**GIVEN ENTRIES:**

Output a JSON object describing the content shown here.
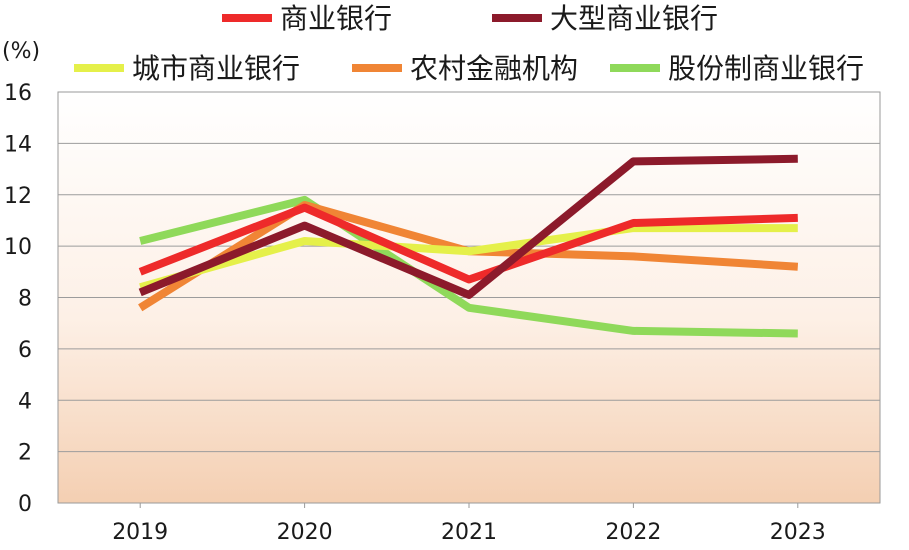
{
  "chart_data": {
    "type": "line",
    "title": "",
    "ylabel": "(%)",
    "xlabel": "",
    "ylim": [
      0,
      16
    ],
    "yticks": [
      0,
      2,
      4,
      6,
      8,
      10,
      12,
      14,
      16
    ],
    "categories": [
      "2019",
      "2020",
      "2021",
      "2022",
      "2023"
    ],
    "legend_position": "top",
    "series": [
      {
        "name": "商业银行",
        "color": "#ee2a2a",
        "values": [
          9.0,
          11.5,
          8.7,
          10.9,
          11.1
        ]
      },
      {
        "name": "大型商业银行",
        "color": "#8c1a2b",
        "values": [
          8.2,
          10.8,
          8.1,
          13.3,
          13.4
        ]
      },
      {
        "name": "城市商业银行",
        "color": "#e5f04a",
        "values": [
          8.4,
          10.2,
          9.8,
          10.7,
          10.7
        ]
      },
      {
        "name": "农村金融机构",
        "color": "#f08535",
        "values": [
          7.6,
          11.6,
          9.8,
          9.6,
          9.2
        ]
      },
      {
        "name": "股份制商业银行",
        "color": "#8fd95a",
        "values": [
          10.2,
          11.8,
          7.6,
          6.7,
          6.6
        ]
      }
    ]
  }
}
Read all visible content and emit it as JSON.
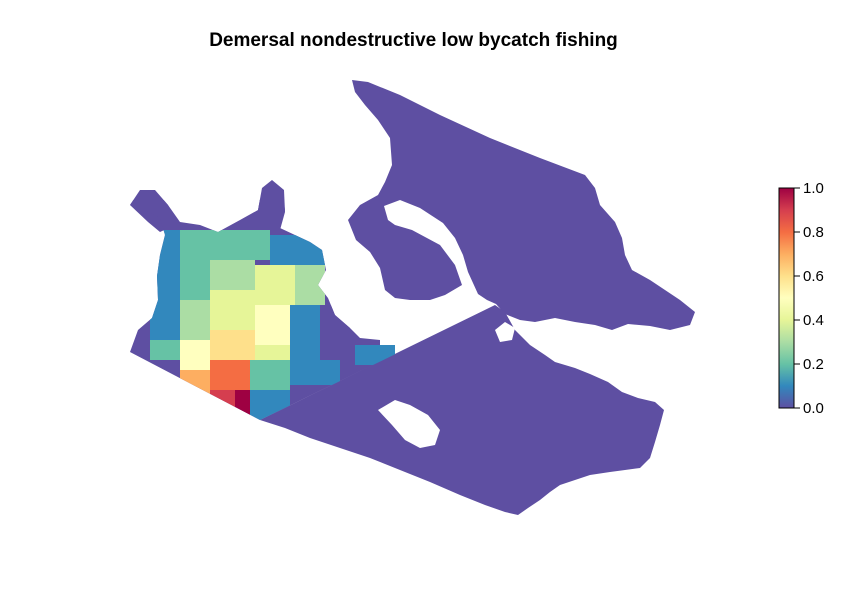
{
  "title": "Demersal nondestructive low bycatch fishing",
  "colors": {
    "background": "#ffffff",
    "base": "#5e4fa2",
    "ramp": [
      "#5e4fa2",
      "#3288bd",
      "#66c2a5",
      "#abdda4",
      "#e6f598",
      "#ffffbf",
      "#fee08b",
      "#fdae61",
      "#f46d43",
      "#d53e4f",
      "#9e0142"
    ]
  },
  "legend": {
    "min": 0.0,
    "max": 1.0,
    "ticks": [
      {
        "value": 0.0,
        "label": "0.0"
      },
      {
        "value": 0.2,
        "label": "0.2"
      },
      {
        "value": 0.4,
        "label": "0.4"
      },
      {
        "value": 0.6,
        "label": "0.6"
      },
      {
        "value": 0.8,
        "label": "0.8"
      },
      {
        "value": 1.0,
        "label": "1.0"
      }
    ]
  }
}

**TASK OBJECTIVE:** Except for the pictures, copy the material above exactly.

**CORRECT RESULT:**
Output a JSON object describing the content shown here.
{
  "chart_data": {
    "type": "line",
    "title": "",
    "ylabel": "(%)",
    "xlabel": "",
    "ylim": [
      0,
      16
    ],
    "yticks": [
      0,
      2,
      4,
      6,
      8,
      10,
      12,
      14,
      16
    ],
    "categories": [
      "2019",
      "2020",
      "2021",
      "2022",
      "2023"
    ],
    "legend_position": "top",
    "series": [
      {
        "name": "商业银行",
        "color": "#ee2a2a",
        "values": [
          9.0,
          11.5,
          8.7,
          10.9,
          11.1
        ]
      },
      {
        "name": "大型商业银行",
        "color": "#8c1a2b",
        "values": [
          8.2,
          10.8,
          8.1,
          13.3,
          13.4
        ]
      },
      {
        "name": "城市商业银行",
        "color": "#e5f04a",
        "values": [
          8.4,
          10.2,
          9.8,
          10.7,
          10.7
        ]
      },
      {
        "name": "农村金融机构",
        "color": "#f08535",
        "values": [
          7.6,
          11.6,
          9.8,
          9.6,
          9.2
        ]
      },
      {
        "name": "股份制商业银行",
        "color": "#8fd95a",
        "values": [
          10.2,
          11.8,
          7.6,
          6.7,
          6.6
        ]
      }
    ]
  }
}
Read all visible content and emit it as JSON.
{
  "title": "Demersal nondestructive low bycatch fishing",
  "colors": {
    "background": "#ffffff",
    "base": "#5e4fa2",
    "ramp": [
      "#5e4fa2",
      "#3288bd",
      "#66c2a5",
      "#abdda4",
      "#e6f598",
      "#ffffbf",
      "#fee08b",
      "#fdae61",
      "#f46d43",
      "#d53e4f",
      "#9e0142"
    ]
  },
  "legend": {
    "min": 0.0,
    "max": 1.0,
    "ticks": [
      {
        "value": 0.0,
        "label": "0.0"
      },
      {
        "value": 0.2,
        "label": "0.2"
      },
      {
        "value": 0.4,
        "label": "0.4"
      },
      {
        "value": 0.6,
        "label": "0.6"
      },
      {
        "value": 0.8,
        "label": "0.8"
      },
      {
        "value": 1.0,
        "label": "1.0"
      }
    ]
  }
}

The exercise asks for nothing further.